Dataset items:
○ ○ ○

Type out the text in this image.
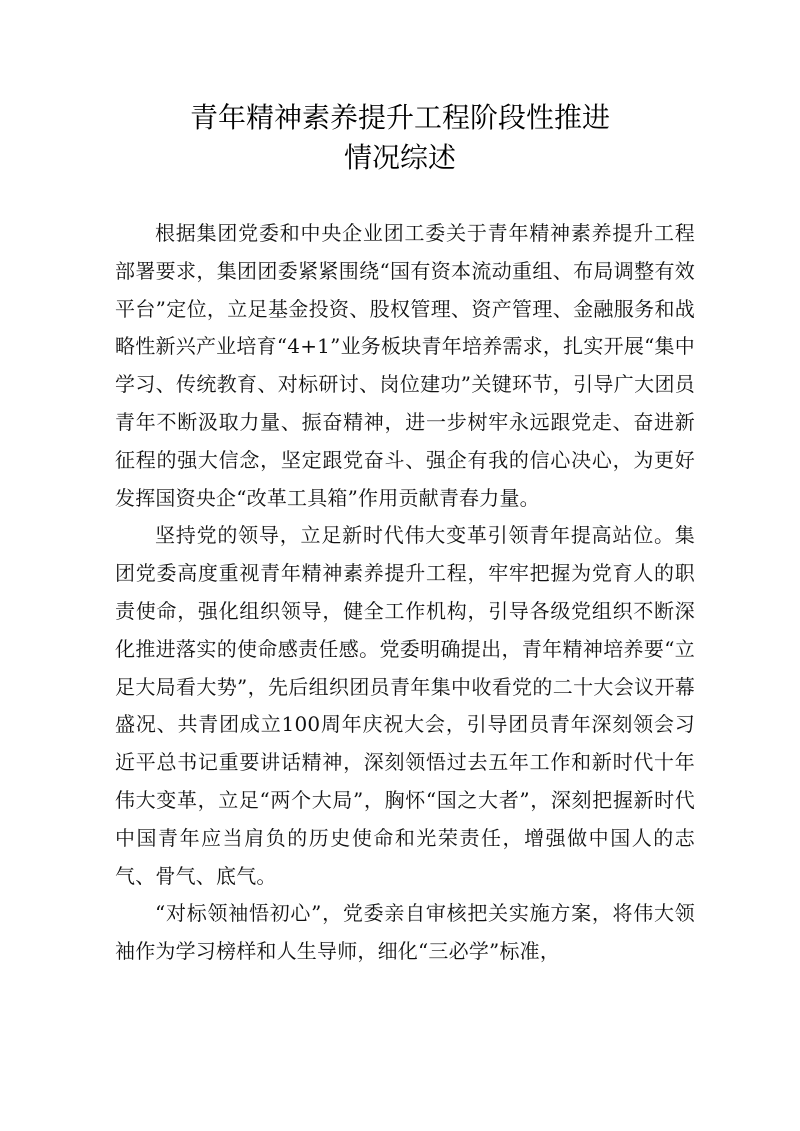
青年精神素养提升工程阶段性推进
情况综述

根据集团党委和中央企业团工委关于青年精神素养提升工程部署要求，集团团委紧紧围绕“国有资本流动重组、布局调整有效平台”定位，立足基金投资、股权管理、资产管理、金融服务和战略性新兴产业培育“4+1”业务板块青年培养需求，扎实开展“集中学习、传统教育、对标研讨、岗位建功”关键环节，引导广大团员青年不断汲取力量、振奋精神，进一步树牢永远跟党走、奋进新征程的强大信念，坚定跟党奋斗、强企有我的信心决心，为更好发挥国资央企“改革工具箱”作用贡献青春力量。

坚持党的领导，立足新时代伟大变革引领青年提高站位。集团党委高度重视青年精神素养提升工程，牢牢把握为党育人的职责使命，强化组织领导，健全工作机构，引导各级党组织不断深化推进落实的使命感责任感。党委明确提出，青年精神培养要“立足大局看大势”，先后组织团员青年集中收看党的二十大会议开幕盛况、共青团成立100周年庆祝大会，引导团员青年深刻领会习近平总书记重要讲话精神，深刻领悟过去五年工作和新时代十年伟大变革，立足“两个大局”，胸怀“国之大者”，深刻把握新时代中国青年应当肩负的历史使命和光荣责任，增强做中国人的志气、骨气、底气。

“对标领袖悟初心”，党委亲自审核把关实施方案，将伟大领袖作为学习榜样和人生导师，细化“三必学”标准，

○ ○ ○

-- Problem to work on --
Do not include images; quote all of the entries above exactly.

-- Worked solution --
Type out the text in this image.
青年精神素养提升工程阶段性推进
情况综述

根据集团党委和中央企业团工委关于青年精神素养提升工程部署要求，集团团委紧紧围绕“国有资本流动重组、布局调整有效平台”定位，立足基金投资、股权管理、资产管理、金融服务和战略性新兴产业培育“4+1”业务板块青年培养需求，扎实开展“集中学习、传统教育、对标研讨、岗位建功”关键环节，引导广大团员青年不断汲取力量、振奋精神，进一步树牢永远跟党走、奋进新征程的强大信念，坚定跟党奋斗、强企有我的信心决心，为更好发挥国资央企“改革工具箱”作用贡献青春力量。

坚持党的领导，立足新时代伟大变革引领青年提高站位。集团党委高度重视青年精神素养提升工程，牢牢把握为党育人的职责使命，强化组织领导，健全工作机构，引导各级党组织不断深化推进落实的使命感责任感。党委明确提出，青年精神培养要“立足大局看大势”，先后组织团员青年集中收看党的二十大会议开幕盛况、共青团成立100周年庆祝大会，引导团员青年深刻领会习近平总书记重要讲话精神，深刻领悟过去五年工作和新时代十年伟大变革，立足“两个大局”，胸怀“国之大者”，深刻把握新时代中国青年应当肩负的历史使命和光荣责任，增强做中国人的志气、骨气、底气。

“对标领袖悟初心”，党委亲自审核把关实施方案，将伟大领袖作为学习榜样和人生导师，细化“三必学”标准，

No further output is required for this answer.